### WHAT YOU HAVE TO DO
Restate the data below word for word. Skip any images it contains.

Data tied to figure images:
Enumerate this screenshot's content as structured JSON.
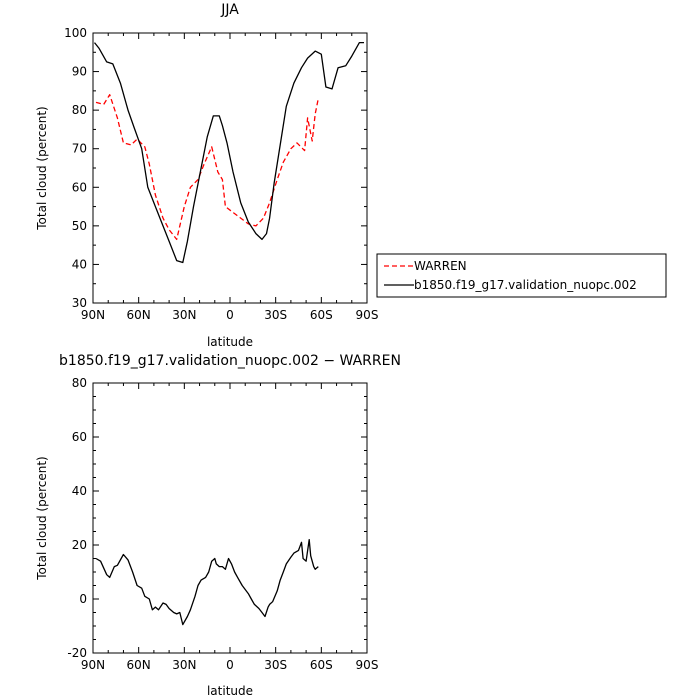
{
  "chart_data": [
    {
      "type": "line",
      "title": "JJA",
      "xlabel": "latitude",
      "ylabel": "Total cloud (percent)",
      "xlim": [
        -90,
        90
      ],
      "ylim": [
        30,
        100
      ],
      "x_ticks": [
        {
          "value": -90,
          "label": "90N"
        },
        {
          "value": -60,
          "label": "60N"
        },
        {
          "value": -30,
          "label": "30N"
        },
        {
          "value": 0,
          "label": "0"
        },
        {
          "value": 30,
          "label": "30S"
        },
        {
          "value": 60,
          "label": "60S"
        },
        {
          "value": 90,
          "label": "90S"
        }
      ],
      "y_ticks": [
        30,
        40,
        50,
        60,
        70,
        80,
        90,
        100
      ],
      "legend_position": "right",
      "series": [
        {
          "name": "WARREN",
          "color": "#ff0000",
          "style": "dashed",
          "x": [
            -88,
            -83,
            -79,
            -74,
            -70,
            -65,
            -61,
            -56,
            -53,
            -49,
            -44,
            -40,
            -35,
            -30,
            -26,
            -21,
            -17,
            -12,
            -8,
            -5,
            -3,
            2,
            7,
            12,
            17,
            22,
            26,
            31,
            35,
            40,
            44,
            49,
            51,
            54,
            56,
            58
          ],
          "y": [
            82,
            81.5,
            84,
            78,
            71.5,
            71,
            72.5,
            70.5,
            66,
            58,
            52,
            49,
            46.5,
            55,
            60,
            62,
            66,
            70.5,
            64,
            62,
            55,
            53.5,
            52,
            50.5,
            50,
            52,
            56,
            62,
            66.5,
            70,
            71.5,
            69.5,
            78,
            72,
            79,
            83
          ]
        },
        {
          "name": "b1850.f19_g17.validation_nuopc.002",
          "color": "#000000",
          "style": "solid",
          "x": [
            -89,
            -86,
            -81,
            -77,
            -72,
            -67,
            -63,
            -58,
            -54,
            -49,
            -44,
            -40,
            -35,
            -31,
            -28,
            -24,
            -19,
            -15,
            -11,
            -7,
            -5,
            -2,
            2,
            7,
            12,
            17,
            21,
            24,
            26,
            29,
            33,
            37,
            42,
            47,
            51,
            56,
            60,
            63,
            67,
            71,
            76,
            80,
            85,
            88
          ],
          "y": [
            97.5,
            96,
            92.5,
            92,
            87,
            80,
            75.5,
            70,
            60,
            55,
            50,
            46,
            41,
            40.5,
            46,
            55,
            65,
            73,
            78.5,
            78.5,
            76,
            71.5,
            64,
            56,
            51,
            48,
            46.5,
            48,
            52,
            61,
            71,
            81,
            87,
            91,
            93.5,
            95.3,
            94.5,
            86,
            85.5,
            91,
            91.5,
            94,
            97.5,
            97.5
          ]
        }
      ]
    },
    {
      "type": "line",
      "title": "b1850.f19_g17.validation_nuopc.002 − WARREN",
      "xlabel": "latitude",
      "ylabel": "Total cloud (percent)",
      "xlim": [
        -90,
        90
      ],
      "ylim": [
        -20,
        80
      ],
      "x_ticks": [
        {
          "value": -90,
          "label": "90N"
        },
        {
          "value": -60,
          "label": "60N"
        },
        {
          "value": -30,
          "label": "30N"
        },
        {
          "value": 0,
          "label": "0"
        },
        {
          "value": 30,
          "label": "30S"
        },
        {
          "value": 60,
          "label": "60S"
        },
        {
          "value": 90,
          "label": "90S"
        }
      ],
      "y_ticks": [
        -20,
        0,
        20,
        40,
        60,
        80
      ],
      "series": [
        {
          "color": "#000000",
          "style": "solid",
          "x": [
            -88,
            -85,
            -81,
            -79,
            -76,
            -74,
            -70,
            -67,
            -64,
            -61,
            -58,
            -56,
            -53,
            -51,
            -49,
            -47,
            -44,
            -42,
            -40,
            -37,
            -35,
            -33,
            -31,
            -28,
            -26,
            -23,
            -21,
            -19,
            -16,
            -14,
            -12,
            -10,
            -9,
            -7,
            -5,
            -3,
            -1,
            1,
            3,
            5,
            8,
            10,
            12,
            14,
            16,
            19,
            21,
            23,
            25,
            26,
            28,
            31,
            33,
            35,
            37,
            40,
            42,
            45,
            47,
            48,
            50,
            52,
            53,
            55,
            56,
            58
          ],
          "y": [
            15,
            14,
            9,
            8,
            12,
            12.5,
            16.5,
            14.5,
            10,
            5,
            4,
            1,
            0,
            -4,
            -3,
            -4,
            -1.5,
            -2,
            -3.5,
            -5,
            -5.5,
            -5,
            -9.5,
            -6.5,
            -4,
            1,
            5,
            7,
            8,
            10,
            14,
            15,
            13,
            12,
            12,
            11,
            15,
            13,
            10,
            8,
            5,
            3.5,
            2,
            0,
            -2,
            -3.5,
            -5,
            -6.5,
            -3,
            -2,
            -1,
            3,
            7,
            10,
            13,
            15.5,
            17,
            18,
            21,
            15,
            14,
            22,
            16,
            12,
            11,
            12
          ]
        }
      ]
    }
  ]
}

### EXERCISE SOLUTION
Enumerate this screenshot's content as structured JSON.
{
  "chart_data": [
    {
      "type": "line",
      "title": "JJA",
      "xlabel": "latitude",
      "ylabel": "Total cloud (percent)",
      "xlim": [
        -90,
        90
      ],
      "ylim": [
        30,
        100
      ],
      "x_ticks": [
        {
          "value": -90,
          "label": "90N"
        },
        {
          "value": -60,
          "label": "60N"
        },
        {
          "value": -30,
          "label": "30N"
        },
        {
          "value": 0,
          "label": "0"
        },
        {
          "value": 30,
          "label": "30S"
        },
        {
          "value": 60,
          "label": "60S"
        },
        {
          "value": 90,
          "label": "90S"
        }
      ],
      "y_ticks": [
        30,
        40,
        50,
        60,
        70,
        80,
        90,
        100
      ],
      "legend_position": "right",
      "series": [
        {
          "name": "WARREN",
          "color": "#ff0000",
          "style": "dashed",
          "x": [
            -88,
            -83,
            -79,
            -74,
            -70,
            -65,
            -61,
            -56,
            -53,
            -49,
            -44,
            -40,
            -35,
            -30,
            -26,
            -21,
            -17,
            -12,
            -8,
            -5,
            -3,
            2,
            7,
            12,
            17,
            22,
            26,
            31,
            35,
            40,
            44,
            49,
            51,
            54,
            56,
            58
          ],
          "y": [
            82,
            81.5,
            84,
            78,
            71.5,
            71,
            72.5,
            70.5,
            66,
            58,
            52,
            49,
            46.5,
            55,
            60,
            62,
            66,
            70.5,
            64,
            62,
            55,
            53.5,
            52,
            50.5,
            50,
            52,
            56,
            62,
            66.5,
            70,
            71.5,
            69.5,
            78,
            72,
            79,
            83
          ]
        },
        {
          "name": "b1850.f19_g17.validation_nuopc.002",
          "color": "#000000",
          "style": "solid",
          "x": [
            -89,
            -86,
            -81,
            -77,
            -72,
            -67,
            -63,
            -58,
            -54,
            -49,
            -44,
            -40,
            -35,
            -31,
            -28,
            -24,
            -19,
            -15,
            -11,
            -7,
            -5,
            -2,
            2,
            7,
            12,
            17,
            21,
            24,
            26,
            29,
            33,
            37,
            42,
            47,
            51,
            56,
            60,
            63,
            67,
            71,
            76,
            80,
            85,
            88
          ],
          "y": [
            97.5,
            96,
            92.5,
            92,
            87,
            80,
            75.5,
            70,
            60,
            55,
            50,
            46,
            41,
            40.5,
            46,
            55,
            65,
            73,
            78.5,
            78.5,
            76,
            71.5,
            64,
            56,
            51,
            48,
            46.5,
            48,
            52,
            61,
            71,
            81,
            87,
            91,
            93.5,
            95.3,
            94.5,
            86,
            85.5,
            91,
            91.5,
            94,
            97.5,
            97.5
          ]
        }
      ]
    },
    {
      "type": "line",
      "title": "b1850.f19_g17.validation_nuopc.002 − WARREN",
      "xlabel": "latitude",
      "ylabel": "Total cloud (percent)",
      "xlim": [
        -90,
        90
      ],
      "ylim": [
        -20,
        80
      ],
      "x_ticks": [
        {
          "value": -90,
          "label": "90N"
        },
        {
          "value": -60,
          "label": "60N"
        },
        {
          "value": -30,
          "label": "30N"
        },
        {
          "value": 0,
          "label": "0"
        },
        {
          "value": 30,
          "label": "30S"
        },
        {
          "value": 60,
          "label": "60S"
        },
        {
          "value": 90,
          "label": "90S"
        }
      ],
      "y_ticks": [
        -20,
        0,
        20,
        40,
        60,
        80
      ],
      "series": [
        {
          "color": "#000000",
          "style": "solid",
          "x": [
            -88,
            -85,
            -81,
            -79,
            -76,
            -74,
            -70,
            -67,
            -64,
            -61,
            -58,
            -56,
            -53,
            -51,
            -49,
            -47,
            -44,
            -42,
            -40,
            -37,
            -35,
            -33,
            -31,
            -28,
            -26,
            -23,
            -21,
            -19,
            -16,
            -14,
            -12,
            -10,
            -9,
            -7,
            -5,
            -3,
            -1,
            1,
            3,
            5,
            8,
            10,
            12,
            14,
            16,
            19,
            21,
            23,
            25,
            26,
            28,
            31,
            33,
            35,
            37,
            40,
            42,
            45,
            47,
            48,
            50,
            52,
            53,
            55,
            56,
            58
          ],
          "y": [
            15,
            14,
            9,
            8,
            12,
            12.5,
            16.5,
            14.5,
            10,
            5,
            4,
            1,
            0,
            -4,
            -3,
            -4,
            -1.5,
            -2,
            -3.5,
            -5,
            -5.5,
            -5,
            -9.5,
            -6.5,
            -4,
            1,
            5,
            7,
            8,
            10,
            14,
            15,
            13,
            12,
            12,
            11,
            15,
            13,
            10,
            8,
            5,
            3.5,
            2,
            0,
            -2,
            -3.5,
            -5,
            -6.5,
            -3,
            -2,
            -1,
            3,
            7,
            10,
            13,
            15.5,
            17,
            18,
            21,
            15,
            14,
            22,
            16,
            12,
            11,
            12
          ]
        }
      ]
    }
  ]
}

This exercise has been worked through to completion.